[Records from a dataset]
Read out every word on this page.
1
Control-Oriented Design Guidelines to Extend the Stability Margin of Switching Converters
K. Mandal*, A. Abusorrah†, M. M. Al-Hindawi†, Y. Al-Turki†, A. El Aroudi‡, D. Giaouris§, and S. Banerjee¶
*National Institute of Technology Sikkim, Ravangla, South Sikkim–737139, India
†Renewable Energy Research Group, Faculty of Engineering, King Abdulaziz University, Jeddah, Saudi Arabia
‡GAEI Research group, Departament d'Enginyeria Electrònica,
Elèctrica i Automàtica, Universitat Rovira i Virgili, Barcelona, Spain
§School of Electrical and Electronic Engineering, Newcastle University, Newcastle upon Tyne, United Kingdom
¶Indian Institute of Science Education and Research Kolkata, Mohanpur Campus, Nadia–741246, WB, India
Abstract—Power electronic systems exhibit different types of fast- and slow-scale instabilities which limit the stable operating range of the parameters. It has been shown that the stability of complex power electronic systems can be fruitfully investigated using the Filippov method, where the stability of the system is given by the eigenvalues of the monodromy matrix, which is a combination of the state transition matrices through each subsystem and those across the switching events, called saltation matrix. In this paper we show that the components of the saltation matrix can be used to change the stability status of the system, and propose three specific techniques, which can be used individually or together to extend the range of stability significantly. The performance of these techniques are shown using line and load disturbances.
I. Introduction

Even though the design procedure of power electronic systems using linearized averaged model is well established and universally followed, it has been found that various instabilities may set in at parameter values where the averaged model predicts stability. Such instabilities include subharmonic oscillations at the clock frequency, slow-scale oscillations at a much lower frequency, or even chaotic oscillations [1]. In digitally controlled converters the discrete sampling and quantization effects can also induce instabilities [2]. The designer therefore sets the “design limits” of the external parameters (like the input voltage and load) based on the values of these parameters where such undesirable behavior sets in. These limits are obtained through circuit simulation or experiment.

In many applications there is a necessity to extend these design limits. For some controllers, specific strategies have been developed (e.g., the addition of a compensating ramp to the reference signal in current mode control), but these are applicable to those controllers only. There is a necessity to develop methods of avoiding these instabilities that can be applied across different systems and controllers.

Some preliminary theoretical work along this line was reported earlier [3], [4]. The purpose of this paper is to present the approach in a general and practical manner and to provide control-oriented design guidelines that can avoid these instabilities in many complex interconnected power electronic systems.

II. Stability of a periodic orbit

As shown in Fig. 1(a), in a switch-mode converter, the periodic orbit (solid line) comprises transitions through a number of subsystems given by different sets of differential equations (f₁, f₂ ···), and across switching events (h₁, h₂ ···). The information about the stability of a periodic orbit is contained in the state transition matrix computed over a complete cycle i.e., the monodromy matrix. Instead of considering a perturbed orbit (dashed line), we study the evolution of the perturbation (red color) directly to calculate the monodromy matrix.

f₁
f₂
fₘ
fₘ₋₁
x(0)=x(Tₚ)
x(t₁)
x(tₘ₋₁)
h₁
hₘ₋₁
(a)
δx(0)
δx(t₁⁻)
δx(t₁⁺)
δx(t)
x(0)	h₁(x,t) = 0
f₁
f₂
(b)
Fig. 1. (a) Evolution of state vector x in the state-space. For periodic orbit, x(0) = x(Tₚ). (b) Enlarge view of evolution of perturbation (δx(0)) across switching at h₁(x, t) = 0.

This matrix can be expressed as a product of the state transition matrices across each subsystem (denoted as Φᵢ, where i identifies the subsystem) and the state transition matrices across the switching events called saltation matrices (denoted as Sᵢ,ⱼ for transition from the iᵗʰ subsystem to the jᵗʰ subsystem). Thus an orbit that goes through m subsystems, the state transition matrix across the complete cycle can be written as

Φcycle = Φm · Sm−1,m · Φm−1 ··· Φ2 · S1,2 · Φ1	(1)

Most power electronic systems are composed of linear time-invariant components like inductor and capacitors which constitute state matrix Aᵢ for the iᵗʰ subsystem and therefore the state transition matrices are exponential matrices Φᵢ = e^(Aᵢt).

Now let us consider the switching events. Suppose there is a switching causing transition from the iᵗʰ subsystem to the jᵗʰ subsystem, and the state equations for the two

Task brief: Type out the full listing again, exactly as given.

Result of the task:
Read out every word on this page.
1
Control-Oriented Design Guidelines to Extend the Stability Margin of Switching Converters
K. Mandal*, A. Abusorrah†, M. M. Al-Hindawi†, Y. Al-Turki†, A. El Aroudi‡, D. Giaouris§, and S. Banerjee¶
*National Institute of Technology Sikkim, Ravangla, South Sikkim–737139, India
†Renewable Energy Research Group, Faculty of Engineering, King Abdulaziz University, Jeddah, Saudi Arabia
‡GAEI Research group, Departament d'Enginyeria Electrònica,
Elèctrica i Automàtica, Universitat Rovira i Virgili, Barcelona, Spain
§School of Electrical and Electronic Engineering, Newcastle University, Newcastle upon Tyne, United Kingdom
¶Indian Institute of Science Education and Research Kolkata, Mohanpur Campus, Nadia–741246, WB, India
Abstract—Power electronic systems exhibit different types of fast- and slow-scale instabilities which limit the stable operating range of the parameters. It has been shown that the stability of complex power electronic systems can be fruitfully investigated using the Filippov method, where the stability of the system is given by the eigenvalues of the monodromy matrix, which is a combination of the state transition matrices through each subsystem and those across the switching events, called saltation matrix. In this paper we show that the components of the saltation matrix can be used to change the stability status of the system, and propose three specific techniques, which can be used individually or together to extend the range of stability significantly. The performance of these techniques are shown using line and load disturbances.
I. Introduction

Even though the design procedure of power electronic systems using linearized averaged model is well established and universally followed, it has been found that various instabilities may set in at parameter values where the averaged model predicts stability. Such instabilities include subharmonic oscillations at the clock frequency, slow-scale oscillations at a much lower frequency, or even chaotic oscillations [1]. In digitally controlled converters the discrete sampling and quantization effects can also induce instabilities [2]. The designer therefore sets the “design limits” of the external parameters (like the input voltage and load) based on the values of these parameters where such undesirable behavior sets in. These limits are obtained through circuit simulation or experiment.

In many applications there is a necessity to extend these design limits. For some controllers, specific strategies have been developed (e.g., the addition of a compensating ramp to the reference signal in current mode control), but these are applicable to those controllers only. There is a necessity to develop methods of avoiding these instabilities that can be applied across different systems and controllers.

Some preliminary theoretical work along this line was reported earlier [3], [4]. The purpose of this paper is to present the approach in a general and practical manner and to provide control-oriented design guidelines that can avoid these instabilities in many complex interconnected power electronic systems.

II. Stability of a periodic orbit

As shown in Fig. 1(a), in a switch-mode converter, the periodic orbit (solid line) comprises transitions through a number of subsystems given by different sets of differential equations (f₁, f₂ ···), and across switching events (h₁, h₂ ···). The information about the stability of a periodic orbit is contained in the state transition matrix computed over a complete cycle i.e., the monodromy matrix. Instead of considering a perturbed orbit (dashed line), we study the evolution of the perturbation (red color) directly to calculate the monodromy matrix.

f₁
f₂
fₘ
fₘ₋₁
x(0)=x(Tₚ)
x(t₁)
x(tₘ₋₁)
h₁
hₘ₋₁
(a)
δx(0)
δx(t₁⁻)
δx(t₁⁺)
δx(t)
x(0)	h₁(x,t) = 0
f₁
f₂
(b)
Fig. 1. (a) Evolution of state vector x in the state-space. For periodic orbit, x(0) = x(Tₚ). (b) Enlarge view of evolution of perturbation (δx(0)) across switching at h₁(x, t) = 0.

This matrix can be expressed as a product of the state transition matrices across each subsystem (denoted as Φᵢ, where i identifies the subsystem) and the state transition matrices across the switching events called saltation matrices (denoted as Sᵢ,ⱼ for transition from the iᵗʰ subsystem to the jᵗʰ subsystem). Thus an orbit that goes through m subsystems, the state transition matrix across the complete cycle can be written as

Φcycle = Φm · Sm−1,m · Φm−1 ··· Φ2 · S1,2 · Φ1	(1)

Most power electronic systems are composed of linear time-invariant components like inductor and capacitors which constitute state matrix Aᵢ for the iᵗʰ subsystem and therefore the state transition matrices are exponential matrices Φᵢ = e^(Aᵢt).

Now let us consider the switching events. Suppose there is a switching causing transition from the iᵗʰ subsystem to the jᵗʰ subsystem, and the state equations for the two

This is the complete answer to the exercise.